AIM
Transcribe, word for word, the line containing "Give me the" and each line following it through the end of the listing below. Omit all other lines.

++++++++++++++++++++

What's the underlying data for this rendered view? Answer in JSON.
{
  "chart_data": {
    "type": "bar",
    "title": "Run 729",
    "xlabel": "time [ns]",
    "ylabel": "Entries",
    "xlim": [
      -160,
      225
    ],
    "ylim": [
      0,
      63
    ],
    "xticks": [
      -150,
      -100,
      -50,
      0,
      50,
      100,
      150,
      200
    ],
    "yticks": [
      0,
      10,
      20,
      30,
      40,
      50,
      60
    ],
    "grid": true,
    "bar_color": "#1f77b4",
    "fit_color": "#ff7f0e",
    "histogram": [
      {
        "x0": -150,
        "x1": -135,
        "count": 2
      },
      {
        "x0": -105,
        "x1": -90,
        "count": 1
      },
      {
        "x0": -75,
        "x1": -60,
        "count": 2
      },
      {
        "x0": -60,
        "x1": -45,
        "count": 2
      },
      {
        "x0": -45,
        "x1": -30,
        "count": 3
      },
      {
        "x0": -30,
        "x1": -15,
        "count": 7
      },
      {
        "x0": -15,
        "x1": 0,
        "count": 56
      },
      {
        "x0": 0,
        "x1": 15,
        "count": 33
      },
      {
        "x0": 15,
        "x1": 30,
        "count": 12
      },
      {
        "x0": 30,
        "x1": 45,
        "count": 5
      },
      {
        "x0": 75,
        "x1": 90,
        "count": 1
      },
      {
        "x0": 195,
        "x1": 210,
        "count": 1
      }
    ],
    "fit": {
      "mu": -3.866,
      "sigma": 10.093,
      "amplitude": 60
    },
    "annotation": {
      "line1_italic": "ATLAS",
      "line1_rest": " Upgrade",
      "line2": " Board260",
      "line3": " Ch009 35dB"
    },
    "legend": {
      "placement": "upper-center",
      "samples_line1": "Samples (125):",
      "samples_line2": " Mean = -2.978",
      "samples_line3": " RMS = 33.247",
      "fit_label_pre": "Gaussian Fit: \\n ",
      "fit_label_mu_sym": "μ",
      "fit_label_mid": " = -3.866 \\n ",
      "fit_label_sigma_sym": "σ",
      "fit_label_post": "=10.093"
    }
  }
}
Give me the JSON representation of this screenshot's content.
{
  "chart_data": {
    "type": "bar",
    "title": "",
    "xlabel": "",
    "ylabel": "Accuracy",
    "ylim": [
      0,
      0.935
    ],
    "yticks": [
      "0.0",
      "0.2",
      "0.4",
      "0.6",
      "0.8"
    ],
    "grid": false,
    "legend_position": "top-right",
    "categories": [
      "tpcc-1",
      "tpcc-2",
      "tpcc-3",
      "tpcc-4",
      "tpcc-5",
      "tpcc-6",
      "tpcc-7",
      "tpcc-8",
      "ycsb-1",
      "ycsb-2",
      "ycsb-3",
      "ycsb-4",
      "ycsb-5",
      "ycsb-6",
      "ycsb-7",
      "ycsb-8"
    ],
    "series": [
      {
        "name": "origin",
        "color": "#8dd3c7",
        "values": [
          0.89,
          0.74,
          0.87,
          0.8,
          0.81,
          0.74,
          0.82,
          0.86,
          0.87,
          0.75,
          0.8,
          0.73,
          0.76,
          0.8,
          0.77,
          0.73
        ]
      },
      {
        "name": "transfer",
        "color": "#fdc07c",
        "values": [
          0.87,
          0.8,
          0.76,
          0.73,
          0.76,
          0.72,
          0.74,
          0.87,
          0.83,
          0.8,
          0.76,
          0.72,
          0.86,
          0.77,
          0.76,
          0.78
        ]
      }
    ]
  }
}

++++++++++++++++++++

TASK RESULT
Give me the JSON representation of this screenshot's content.
{
  "chart_data": {
    "type": "bar",
    "title": "",
    "xlabel": "",
    "ylabel": "Accuracy",
    "ylim": [
      0,
      0.935
    ],
    "yticks": [
      "0.0",
      "0.2",
      "0.4",
      "0.6",
      "0.8"
    ],
    "grid": false,
    "legend_position": "top-right",
    "categories": [
      "tpcc-1",
      "tpcc-2",
      "tpcc-3",
      "tpcc-4",
      "tpcc-5",
      "tpcc-6",
      "tpcc-7",
      "tpcc-8",
      "ycsb-1",
      "ycsb-2",
      "ycsb-3",
      "ycsb-4",
      "ycsb-5",
      "ycsb-6",
      "ycsb-7",
      "ycsb-8"
    ],
    "series": [
      {
        "name": "origin",
        "color": "#8dd3c7",
        "values": [
          0.89,
          0.74,
          0.87,
          0.8,
          0.81,
          0.74,
          0.82,
          0.86,
          0.87,
          0.75,
          0.8,
          0.73,
          0.76,
          0.8,
          0.77,
          0.73
        ]
      },
      {
        "name": "transfer",
        "color": "#fdc07c",
        "values": [
          0.87,
          0.8,
          0.76,
          0.73,
          0.76,
          0.72,
          0.74,
          0.87,
          0.83,
          0.8,
          0.76,
          0.72,
          0.86,
          0.77,
          0.76,
          0.78
        ]
      }
    ]
  }
}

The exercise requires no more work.